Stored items
⁂

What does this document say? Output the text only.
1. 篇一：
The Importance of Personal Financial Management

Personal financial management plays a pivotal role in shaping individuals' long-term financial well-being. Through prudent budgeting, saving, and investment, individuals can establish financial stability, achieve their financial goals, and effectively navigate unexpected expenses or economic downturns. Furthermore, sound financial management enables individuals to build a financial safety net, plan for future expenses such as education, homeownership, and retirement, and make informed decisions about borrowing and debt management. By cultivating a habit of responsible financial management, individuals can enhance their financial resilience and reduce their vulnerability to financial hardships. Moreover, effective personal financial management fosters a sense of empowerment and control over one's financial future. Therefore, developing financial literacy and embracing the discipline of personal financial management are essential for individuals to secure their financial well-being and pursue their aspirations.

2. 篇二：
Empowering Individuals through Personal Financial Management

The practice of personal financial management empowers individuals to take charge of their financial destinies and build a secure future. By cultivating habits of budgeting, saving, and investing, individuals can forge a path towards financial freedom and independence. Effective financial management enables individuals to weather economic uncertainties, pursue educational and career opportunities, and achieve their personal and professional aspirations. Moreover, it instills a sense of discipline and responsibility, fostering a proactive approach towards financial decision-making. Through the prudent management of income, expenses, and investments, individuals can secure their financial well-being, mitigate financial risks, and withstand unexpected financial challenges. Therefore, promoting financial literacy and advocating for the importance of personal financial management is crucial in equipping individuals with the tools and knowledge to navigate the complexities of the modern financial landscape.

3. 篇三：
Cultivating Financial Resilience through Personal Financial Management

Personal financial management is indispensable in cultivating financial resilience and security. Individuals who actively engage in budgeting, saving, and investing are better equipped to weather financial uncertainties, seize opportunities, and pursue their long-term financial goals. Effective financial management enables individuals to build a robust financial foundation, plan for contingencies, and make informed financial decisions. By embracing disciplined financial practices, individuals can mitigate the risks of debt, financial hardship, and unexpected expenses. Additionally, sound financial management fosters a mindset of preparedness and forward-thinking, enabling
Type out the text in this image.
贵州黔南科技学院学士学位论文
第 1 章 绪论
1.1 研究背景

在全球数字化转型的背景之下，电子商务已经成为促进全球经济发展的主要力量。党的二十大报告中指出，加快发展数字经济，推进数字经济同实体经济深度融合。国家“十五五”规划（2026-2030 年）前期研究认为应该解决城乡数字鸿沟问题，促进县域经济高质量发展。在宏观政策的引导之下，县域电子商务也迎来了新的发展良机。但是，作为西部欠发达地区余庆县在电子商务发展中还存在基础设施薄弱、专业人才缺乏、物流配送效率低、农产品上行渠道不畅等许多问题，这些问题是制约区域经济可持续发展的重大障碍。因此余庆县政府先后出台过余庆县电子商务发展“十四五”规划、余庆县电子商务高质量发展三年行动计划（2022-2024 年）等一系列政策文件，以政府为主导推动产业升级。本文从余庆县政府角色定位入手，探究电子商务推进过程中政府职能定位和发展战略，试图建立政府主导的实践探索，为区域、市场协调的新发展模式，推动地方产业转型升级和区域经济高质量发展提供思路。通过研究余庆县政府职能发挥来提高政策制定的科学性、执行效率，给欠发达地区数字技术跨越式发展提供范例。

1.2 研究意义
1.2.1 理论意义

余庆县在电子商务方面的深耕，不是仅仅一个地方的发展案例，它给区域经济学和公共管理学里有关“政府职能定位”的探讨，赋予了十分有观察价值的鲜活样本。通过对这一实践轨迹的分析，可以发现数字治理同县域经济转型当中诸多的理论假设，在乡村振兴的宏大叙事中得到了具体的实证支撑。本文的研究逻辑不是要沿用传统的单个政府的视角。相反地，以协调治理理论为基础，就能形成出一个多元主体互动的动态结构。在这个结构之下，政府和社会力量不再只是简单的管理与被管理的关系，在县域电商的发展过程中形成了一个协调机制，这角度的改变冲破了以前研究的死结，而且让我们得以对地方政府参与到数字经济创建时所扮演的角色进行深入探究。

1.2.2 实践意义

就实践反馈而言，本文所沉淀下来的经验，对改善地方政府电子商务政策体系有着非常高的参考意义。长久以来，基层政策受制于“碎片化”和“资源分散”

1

⁂

▶ [WHAT NEEDS TO BE DONE]: Collect each line above holding the string "this".

▶ [TASK ANSWER]:
What does this document say? Output the text only.
Type out the text in this image.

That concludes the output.